#### Ziel der Aufgabe:
Bitte gib das gesamte Material Zeile für Zeile unverändert aus.

---+---

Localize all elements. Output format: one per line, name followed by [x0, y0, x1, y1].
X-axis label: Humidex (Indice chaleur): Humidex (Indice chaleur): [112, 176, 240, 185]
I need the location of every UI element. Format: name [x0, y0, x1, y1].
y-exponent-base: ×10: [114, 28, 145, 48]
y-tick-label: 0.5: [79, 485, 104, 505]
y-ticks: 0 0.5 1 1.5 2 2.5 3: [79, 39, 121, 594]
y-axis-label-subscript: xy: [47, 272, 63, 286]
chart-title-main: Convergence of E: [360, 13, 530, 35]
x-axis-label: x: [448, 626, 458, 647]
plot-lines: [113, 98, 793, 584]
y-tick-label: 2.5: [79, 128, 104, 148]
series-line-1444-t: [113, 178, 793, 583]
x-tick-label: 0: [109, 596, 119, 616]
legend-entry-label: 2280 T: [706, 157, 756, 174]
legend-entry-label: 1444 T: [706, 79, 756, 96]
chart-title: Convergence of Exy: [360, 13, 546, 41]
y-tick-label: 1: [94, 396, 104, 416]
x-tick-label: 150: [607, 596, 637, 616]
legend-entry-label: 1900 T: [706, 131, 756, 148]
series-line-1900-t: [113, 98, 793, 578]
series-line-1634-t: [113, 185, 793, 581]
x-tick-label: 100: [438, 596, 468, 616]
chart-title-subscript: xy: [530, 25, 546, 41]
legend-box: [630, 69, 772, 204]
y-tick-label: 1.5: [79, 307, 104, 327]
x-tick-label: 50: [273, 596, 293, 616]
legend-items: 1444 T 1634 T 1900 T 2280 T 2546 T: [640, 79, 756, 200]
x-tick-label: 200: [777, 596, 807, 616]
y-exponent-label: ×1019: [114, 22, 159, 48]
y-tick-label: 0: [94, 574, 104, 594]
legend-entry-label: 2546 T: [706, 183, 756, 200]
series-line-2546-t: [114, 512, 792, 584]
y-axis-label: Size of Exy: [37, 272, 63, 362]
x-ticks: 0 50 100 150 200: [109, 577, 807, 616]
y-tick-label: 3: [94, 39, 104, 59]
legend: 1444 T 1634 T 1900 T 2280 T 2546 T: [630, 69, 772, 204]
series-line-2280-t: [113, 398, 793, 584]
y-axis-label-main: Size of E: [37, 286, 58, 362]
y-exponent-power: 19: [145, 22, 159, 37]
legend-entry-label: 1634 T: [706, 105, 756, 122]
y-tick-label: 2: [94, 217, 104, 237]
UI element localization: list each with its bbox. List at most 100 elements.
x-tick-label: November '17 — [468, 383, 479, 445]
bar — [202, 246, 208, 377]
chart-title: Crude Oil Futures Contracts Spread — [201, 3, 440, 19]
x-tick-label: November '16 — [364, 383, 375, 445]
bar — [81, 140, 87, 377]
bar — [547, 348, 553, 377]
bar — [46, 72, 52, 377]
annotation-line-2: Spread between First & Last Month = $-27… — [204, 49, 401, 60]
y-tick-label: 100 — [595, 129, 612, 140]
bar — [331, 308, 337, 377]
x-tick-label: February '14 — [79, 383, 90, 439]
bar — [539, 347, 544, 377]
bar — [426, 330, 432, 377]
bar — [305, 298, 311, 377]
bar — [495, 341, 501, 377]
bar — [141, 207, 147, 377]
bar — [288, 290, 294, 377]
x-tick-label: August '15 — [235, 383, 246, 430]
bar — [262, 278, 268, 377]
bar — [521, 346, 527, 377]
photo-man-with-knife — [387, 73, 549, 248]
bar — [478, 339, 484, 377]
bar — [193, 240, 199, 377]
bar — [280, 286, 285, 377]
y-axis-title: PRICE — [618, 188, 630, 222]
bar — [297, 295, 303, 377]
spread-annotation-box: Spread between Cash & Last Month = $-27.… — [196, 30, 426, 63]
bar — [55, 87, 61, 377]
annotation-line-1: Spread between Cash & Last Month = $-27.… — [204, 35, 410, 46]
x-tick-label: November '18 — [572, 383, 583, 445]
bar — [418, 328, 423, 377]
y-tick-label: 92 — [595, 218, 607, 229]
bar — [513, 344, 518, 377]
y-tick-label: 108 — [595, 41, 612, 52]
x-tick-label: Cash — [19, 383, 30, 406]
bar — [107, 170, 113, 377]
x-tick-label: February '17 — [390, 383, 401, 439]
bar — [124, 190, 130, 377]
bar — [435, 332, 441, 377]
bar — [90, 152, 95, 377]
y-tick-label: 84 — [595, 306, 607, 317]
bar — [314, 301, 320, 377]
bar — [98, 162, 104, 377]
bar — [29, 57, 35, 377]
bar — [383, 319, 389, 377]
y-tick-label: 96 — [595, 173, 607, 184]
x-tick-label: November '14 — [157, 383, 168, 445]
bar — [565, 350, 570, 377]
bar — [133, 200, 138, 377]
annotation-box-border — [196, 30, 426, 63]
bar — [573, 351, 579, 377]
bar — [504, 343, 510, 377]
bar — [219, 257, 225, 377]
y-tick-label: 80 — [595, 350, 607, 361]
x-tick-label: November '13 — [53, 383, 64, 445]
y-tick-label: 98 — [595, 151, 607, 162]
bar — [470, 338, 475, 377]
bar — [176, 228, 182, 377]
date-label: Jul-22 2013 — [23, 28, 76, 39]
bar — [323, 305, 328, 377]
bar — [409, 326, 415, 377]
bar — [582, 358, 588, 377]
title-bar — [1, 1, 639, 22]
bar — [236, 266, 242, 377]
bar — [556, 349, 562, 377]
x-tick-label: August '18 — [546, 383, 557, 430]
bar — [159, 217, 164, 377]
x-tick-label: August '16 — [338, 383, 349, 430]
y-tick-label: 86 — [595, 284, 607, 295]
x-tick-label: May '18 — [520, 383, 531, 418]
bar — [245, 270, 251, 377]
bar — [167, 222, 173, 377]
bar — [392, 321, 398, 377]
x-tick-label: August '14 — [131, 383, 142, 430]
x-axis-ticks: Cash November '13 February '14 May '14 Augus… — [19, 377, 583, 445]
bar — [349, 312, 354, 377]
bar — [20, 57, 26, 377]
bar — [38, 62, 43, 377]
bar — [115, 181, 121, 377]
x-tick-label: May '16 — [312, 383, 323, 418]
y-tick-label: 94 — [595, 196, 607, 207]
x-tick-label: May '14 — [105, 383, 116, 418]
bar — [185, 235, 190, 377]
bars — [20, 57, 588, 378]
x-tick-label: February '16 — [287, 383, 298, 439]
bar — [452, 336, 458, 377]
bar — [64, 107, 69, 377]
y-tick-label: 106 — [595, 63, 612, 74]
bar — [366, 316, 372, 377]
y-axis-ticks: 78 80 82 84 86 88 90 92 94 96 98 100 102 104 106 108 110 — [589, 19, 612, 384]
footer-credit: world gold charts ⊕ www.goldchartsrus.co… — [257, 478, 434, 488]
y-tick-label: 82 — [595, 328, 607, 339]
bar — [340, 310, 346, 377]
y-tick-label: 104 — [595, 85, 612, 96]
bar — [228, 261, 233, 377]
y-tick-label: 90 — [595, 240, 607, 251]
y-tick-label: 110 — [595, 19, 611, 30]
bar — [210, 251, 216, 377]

---+---

#### Vollständige Lösung:
Localize all elements. Output format: one per line, name followed by [x0, y0, x1, y1].
X-axis label: Humidex (Indice chaleur): Humidex (Indice chaleur): [112, 176, 240, 185]
I need the location of every UI element. Format: name [x0, y0, x1, y1].
y-exponent-base: ×10: [114, 28, 145, 48]
y-tick-label: 0.5: [79, 485, 104, 505]
y-ticks: 0 0.5 1 1.5 2 2.5 3: [79, 39, 121, 594]
y-axis-label-subscript: xy: [47, 272, 63, 286]
chart-title-main: Convergence of E: [360, 13, 530, 35]
x-axis-label: x: [448, 626, 458, 647]
plot-lines: [113, 98, 793, 584]
y-tick-label: 2.5: [79, 128, 104, 148]
series-line-1444-t: [113, 178, 793, 583]
x-tick-label: 0: [109, 596, 119, 616]
legend-entry-label: 2280 T: [706, 157, 756, 174]
legend-entry-label: 1444 T: [706, 79, 756, 96]
chart-title: Convergence of Exy: [360, 13, 546, 41]
y-tick-label: 1: [94, 396, 104, 416]
x-tick-label: 150: [607, 596, 637, 616]
legend-entry-label: 1900 T: [706, 131, 756, 148]
series-line-1900-t: [113, 98, 793, 578]
series-line-1634-t: [113, 185, 793, 581]
x-tick-label: 100: [438, 596, 468, 616]
chart-title-subscript: xy: [530, 25, 546, 41]
legend-box: [630, 69, 772, 204]
y-tick-label: 1.5: [79, 307, 104, 327]
x-tick-label: 50: [273, 596, 293, 616]
legend-items: 1444 T 1634 T 1900 T 2280 T 2546 T: [640, 79, 756, 200]
x-tick-label: 200: [777, 596, 807, 616]
y-exponent-label: ×1019: [114, 22, 159, 48]
y-tick-label: 0: [94, 574, 104, 594]
legend-entry-label: 2546 T: [706, 183, 756, 200]
series-line-2546-t: [114, 512, 792, 584]
y-axis-label: Size of Exy: [37, 272, 63, 362]
x-ticks: 0 50 100 150 200: [109, 577, 807, 616]
y-tick-label: 3: [94, 39, 104, 59]
legend: 1444 T 1634 T 1900 T 2280 T 2546 T: [630, 69, 772, 204]
series-line-2280-t: [113, 398, 793, 584]
y-axis-label-main: Size of E: [37, 286, 58, 362]
y-exponent-power: 19: [145, 22, 159, 37]
legend-entry-label: 1634 T: [706, 105, 756, 122]
y-tick-label: 2: [94, 217, 104, 237]
UI element localization: list each with its bbox. List at most 100 elements.
x-tick-label: November '17 — [468, 383, 479, 445]
bar — [202, 246, 208, 377]
chart-title: Crude Oil Futures Contracts Spread — [201, 3, 440, 19]
x-tick-label: November '16 — [364, 383, 375, 445]
bar — [81, 140, 87, 377]
bar — [547, 348, 553, 377]
bar — [46, 72, 52, 377]
annotation-line-2: Spread between First & Last Month = $-27… — [204, 49, 401, 60]
y-tick-label: 100 — [595, 129, 612, 140]
bar — [331, 308, 337, 377]
x-tick-label: February '14 — [79, 383, 90, 439]
bar — [539, 347, 544, 377]
bar — [426, 330, 432, 377]
bar — [305, 298, 311, 377]
bar — [495, 341, 501, 377]
bar — [141, 207, 147, 377]
bar — [288, 290, 294, 377]
x-tick-label: August '15 — [235, 383, 246, 430]
bar — [262, 278, 268, 377]
bar — [521, 346, 527, 377]
photo-man-with-knife — [387, 73, 549, 248]
bar — [478, 339, 484, 377]
bar — [193, 240, 199, 377]
bar — [280, 286, 285, 377]
y-axis-title: PRICE — [618, 188, 630, 222]
bar — [297, 295, 303, 377]
spread-annotation-box: Spread between Cash & Last Month = $-27.… — [196, 30, 426, 63]
bar — [55, 87, 61, 377]
annotation-line-1: Spread between Cash & Last Month = $-27.… — [204, 35, 410, 46]
x-tick-label: November '18 — [572, 383, 583, 445]
bar — [418, 328, 423, 377]
y-tick-label: 92 — [595, 218, 607, 229]
bar — [513, 344, 518, 377]
y-tick-label: 108 — [595, 41, 612, 52]
x-tick-label: Cash — [19, 383, 30, 406]
bar — [107, 170, 113, 377]
x-tick-label: February '17 — [390, 383, 401, 439]
bar — [124, 190, 130, 377]
bar — [435, 332, 441, 377]
bar — [90, 152, 95, 377]
y-tick-label: 84 — [595, 306, 607, 317]
bar — [314, 301, 320, 377]
bar — [98, 162, 104, 377]
bar — [29, 57, 35, 377]
bar — [383, 319, 389, 377]
y-tick-label: 96 — [595, 173, 607, 184]
x-tick-label: November '14 — [157, 383, 168, 445]
bar — [565, 350, 570, 377]
bar — [133, 200, 138, 377]
annotation-box-border — [196, 30, 426, 63]
bar — [573, 351, 579, 377]
bar — [504, 343, 510, 377]
bar — [219, 257, 225, 377]
y-tick-label: 80 — [595, 350, 607, 361]
x-tick-label: November '13 — [53, 383, 64, 445]
y-tick-label: 98 — [595, 151, 607, 162]
bar — [470, 338, 475, 377]
bar — [176, 228, 182, 377]
date-label: Jul-22 2013 — [23, 28, 76, 39]
bar — [323, 305, 328, 377]
bar — [409, 326, 415, 377]
bar — [582, 358, 588, 377]
title-bar — [1, 1, 639, 22]
bar — [236, 266, 242, 377]
bar — [556, 349, 562, 377]
x-tick-label: August '18 — [546, 383, 557, 430]
bar — [159, 217, 164, 377]
x-tick-label: August '16 — [338, 383, 349, 430]
y-tick-label: 86 — [595, 284, 607, 295]
x-tick-label: May '18 — [520, 383, 531, 418]
bar — [245, 270, 251, 377]
bar — [167, 222, 173, 377]
bar — [392, 321, 398, 377]
x-tick-label: August '14 — [131, 383, 142, 430]
x-axis-ticks: Cash November '13 February '14 May '14 Augus… — [19, 377, 583, 445]
bar — [349, 312, 354, 377]
bar — [20, 57, 26, 377]
bar — [38, 62, 43, 377]
bar — [115, 181, 121, 377]
x-tick-label: May '16 — [312, 383, 323, 418]
y-tick-label: 94 — [595, 196, 607, 207]
x-tick-label: May '14 — [105, 383, 116, 418]
bar — [185, 235, 190, 377]
bars — [20, 57, 588, 378]
x-tick-label: February '16 — [287, 383, 298, 439]
bar — [452, 336, 458, 377]
bar — [64, 107, 69, 377]
y-tick-label: 106 — [595, 63, 612, 74]
bar — [366, 316, 372, 377]
y-axis-ticks: 78 80 82 84 86 88 90 92 94 96 98 100 102 104 106 108 110 — [589, 19, 612, 384]
footer-credit: world gold charts ⊕ www.goldchartsrus.co… — [257, 478, 434, 488]
y-tick-label: 82 — [595, 328, 607, 339]
bar — [340, 310, 346, 377]
y-tick-label: 104 — [595, 85, 612, 96]
bar — [228, 261, 233, 377]
y-tick-label: 90 — [595, 240, 607, 251]
y-tick-label: 110 — [595, 19, 611, 30]
bar — [210, 251, 216, 377]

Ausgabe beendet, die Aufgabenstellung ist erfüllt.